From the line that contains "Convert this screenshot" down to the last line of the data below, restate every line word for word, skipping any images.

----- Given information

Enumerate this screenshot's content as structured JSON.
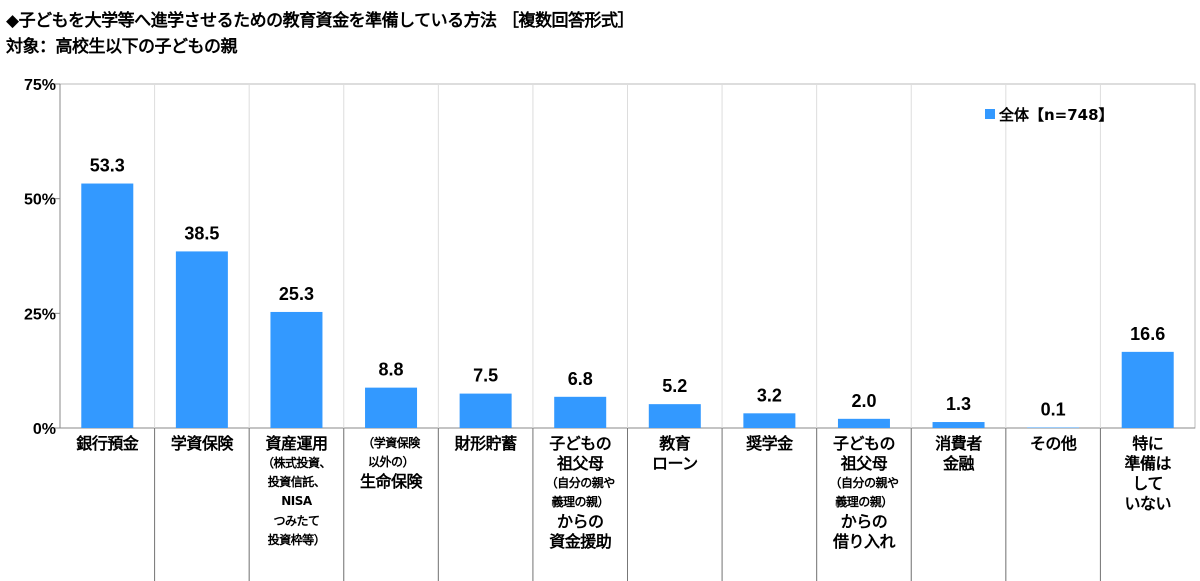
{
  "title": "◆子どもを大学等へ進学させるための教育資金を準備している方法 ［複数回答形式］",
  "subtitle": "対象：高校生以下の子どもの親",
  "chart_data": {
    "type": "bar",
    "title": "◆子どもを大学等へ進学させるための教育資金を準備している方法 ［複数回答形式］",
    "subtitle": "対象：高校生以下の子どもの親",
    "ylim": [
      0,
      75
    ],
    "yticks": [
      0,
      25,
      50,
      75
    ],
    "ytick_labels": [
      "0%",
      "25%",
      "50%",
      "75%"
    ],
    "grid": false,
    "legend_position": "top-right",
    "bar_color": "#3399ff",
    "series": [
      {
        "name": "全体【n=748】",
        "values": [
          53.3,
          38.5,
          25.3,
          8.8,
          7.5,
          6.8,
          5.2,
          3.2,
          2.0,
          1.3,
          0.1,
          16.6
        ]
      }
    ],
    "data_labels": [
      "53.3",
      "38.5",
      "25.3",
      "8.8",
      "7.5",
      "6.8",
      "5.2",
      "3.2",
      "2.0",
      "1.3",
      "0.1",
      "16.6"
    ],
    "categories": [
      [
        [
          "big",
          "銀行預金"
        ]
      ],
      [
        [
          "big",
          "学資保険"
        ]
      ],
      [
        [
          "big",
          "資産運用"
        ],
        [
          "small",
          "（株式投資、"
        ],
        [
          "small",
          "投資信託、"
        ],
        [
          "small",
          "NISA"
        ],
        [
          "small",
          "つみたて"
        ],
        [
          "small",
          "投資枠等）"
        ]
      ],
      [
        [
          "small",
          "（学資保険"
        ],
        [
          "small",
          "以外の）"
        ],
        [
          "big",
          "生命保険"
        ]
      ],
      [
        [
          "big",
          "財形貯蓄"
        ]
      ],
      [
        [
          "big",
          "子どもの"
        ],
        [
          "big",
          "祖父母"
        ],
        [
          "small",
          "（自分の親や"
        ],
        [
          "small",
          "義理の親）"
        ],
        [
          "big",
          "からの"
        ],
        [
          "big",
          "資金援助"
        ]
      ],
      [
        [
          "big",
          "教育"
        ],
        [
          "big",
          "ローン"
        ]
      ],
      [
        [
          "big",
          "奨学金"
        ]
      ],
      [
        [
          "big",
          "子どもの"
        ],
        [
          "big",
          "祖父母"
        ],
        [
          "small",
          "（自分の親や"
        ],
        [
          "small",
          "義理の親）"
        ],
        [
          "big",
          "からの"
        ],
        [
          "big",
          "借り入れ"
        ]
      ],
      [
        [
          "big",
          "消費者"
        ],
        [
          "big",
          "金融"
        ]
      ],
      [
        [
          "big",
          "その他"
        ]
      ],
      [
        [
          "big",
          "特に"
        ],
        [
          "big",
          "準備は"
        ],
        [
          "big",
          "して"
        ],
        [
          "big",
          "いない"
        ]
      ]
    ]
  }
}
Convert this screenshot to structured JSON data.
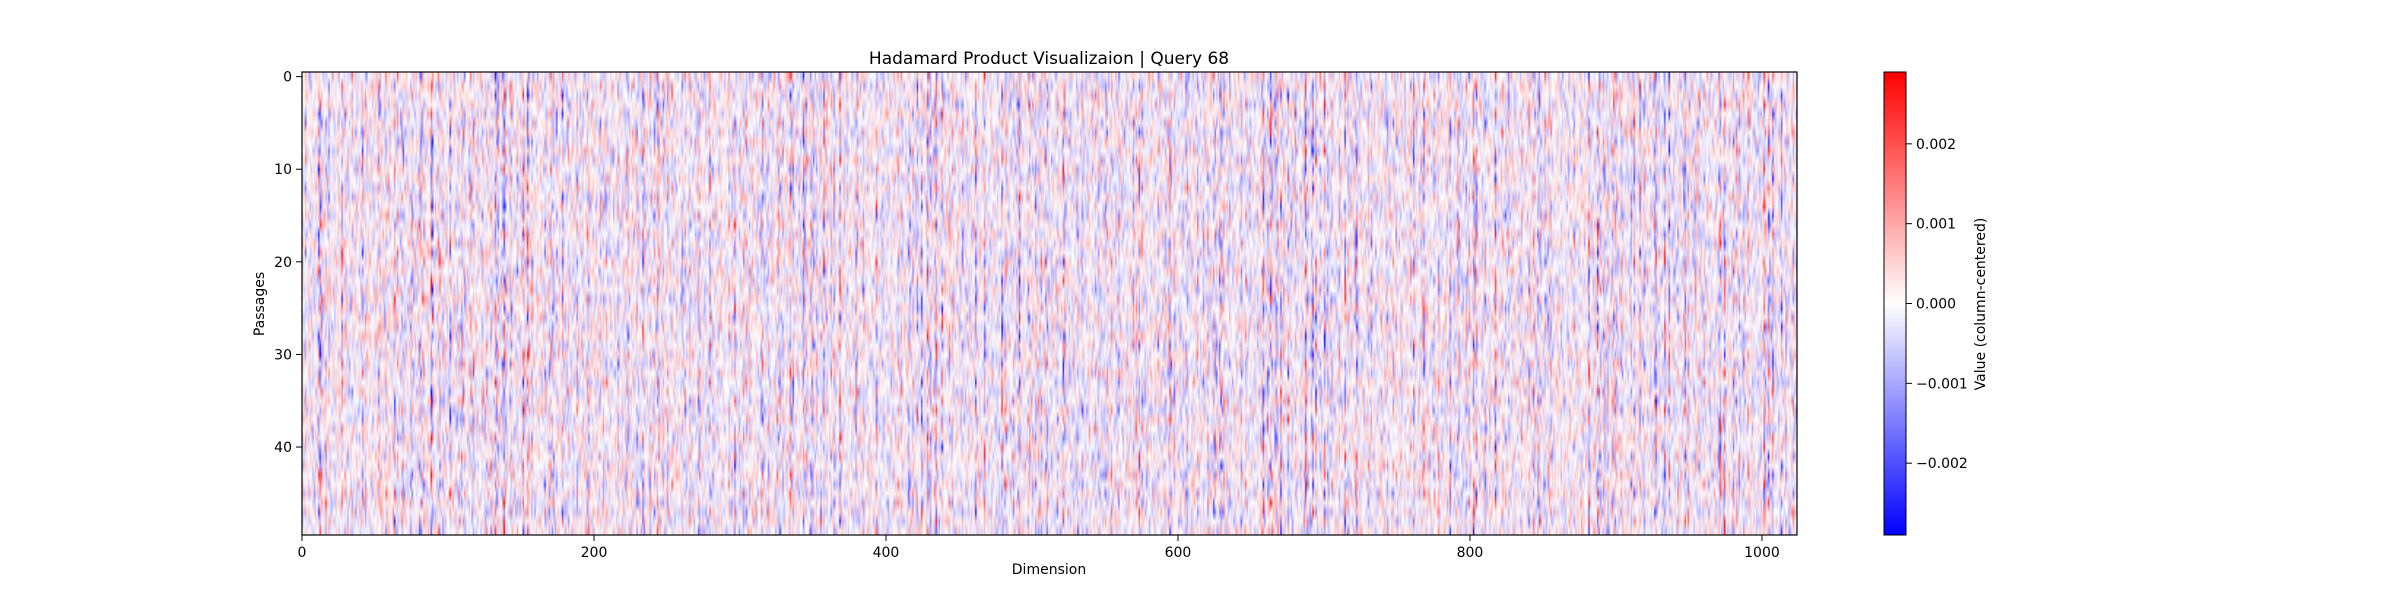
{
  "chart_data": {
    "type": "heatmap",
    "title": "Hadamard Product Visualizaion | Query 68",
    "xlabel": "Dimension",
    "ylabel": "Passages",
    "n_columns": 1024,
    "n_rows": 50,
    "xlim": [
      0,
      1024
    ],
    "ylim": [
      0,
      50
    ],
    "y_inverted": true,
    "x_ticks": [
      0,
      200,
      400,
      600,
      800,
      1000
    ],
    "x_tick_labels": [
      "0",
      "200",
      "400",
      "600",
      "800",
      "1000"
    ],
    "y_ticks": [
      0,
      10,
      20,
      30,
      40
    ],
    "y_tick_labels": [
      "0",
      "10",
      "20",
      "30",
      "40"
    ],
    "colormap": "bwr",
    "colormap_colors": [
      "#0000ff",
      "#ffffff",
      "#ff0000"
    ],
    "color_range": [
      -0.0029,
      0.0029
    ],
    "colorbar": {
      "label": "Value (column-centered)",
      "ticks": [
        0.002,
        0.001,
        0.0,
        -0.001,
        -0.002
      ],
      "tick_labels": [
        "0.002",
        "0.001",
        "0.000",
        "−0.001",
        "−0.002"
      ]
    },
    "grid": false
  }
}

----------

Complete response
Convert this screenshot to structured JSON data.
{
  "chart_data": {
    "type": "heatmap",
    "title": "Hadamard Product Visualizaion | Query 68",
    "xlabel": "Dimension",
    "ylabel": "Passages",
    "n_columns": 1024,
    "n_rows": 50,
    "xlim": [
      0,
      1024
    ],
    "ylim": [
      0,
      50
    ],
    "y_inverted": true,
    "x_ticks": [
      0,
      200,
      400,
      600,
      800,
      1000
    ],
    "x_tick_labels": [
      "0",
      "200",
      "400",
      "600",
      "800",
      "1000"
    ],
    "y_ticks": [
      0,
      10,
      20,
      30,
      40
    ],
    "y_tick_labels": [
      "0",
      "10",
      "20",
      "30",
      "40"
    ],
    "colormap": "bwr",
    "colormap_colors": [
      "#0000ff",
      "#ffffff",
      "#ff0000"
    ],
    "color_range": [
      -0.0029,
      0.0029
    ],
    "colorbar": {
      "label": "Value (column-centered)",
      "ticks": [
        0.002,
        0.001,
        0.0,
        -0.001,
        -0.002
      ],
      "tick_labels": [
        "0.002",
        "0.001",
        "0.000",
        "−0.001",
        "−0.002"
      ]
    },
    "grid": false
  }
}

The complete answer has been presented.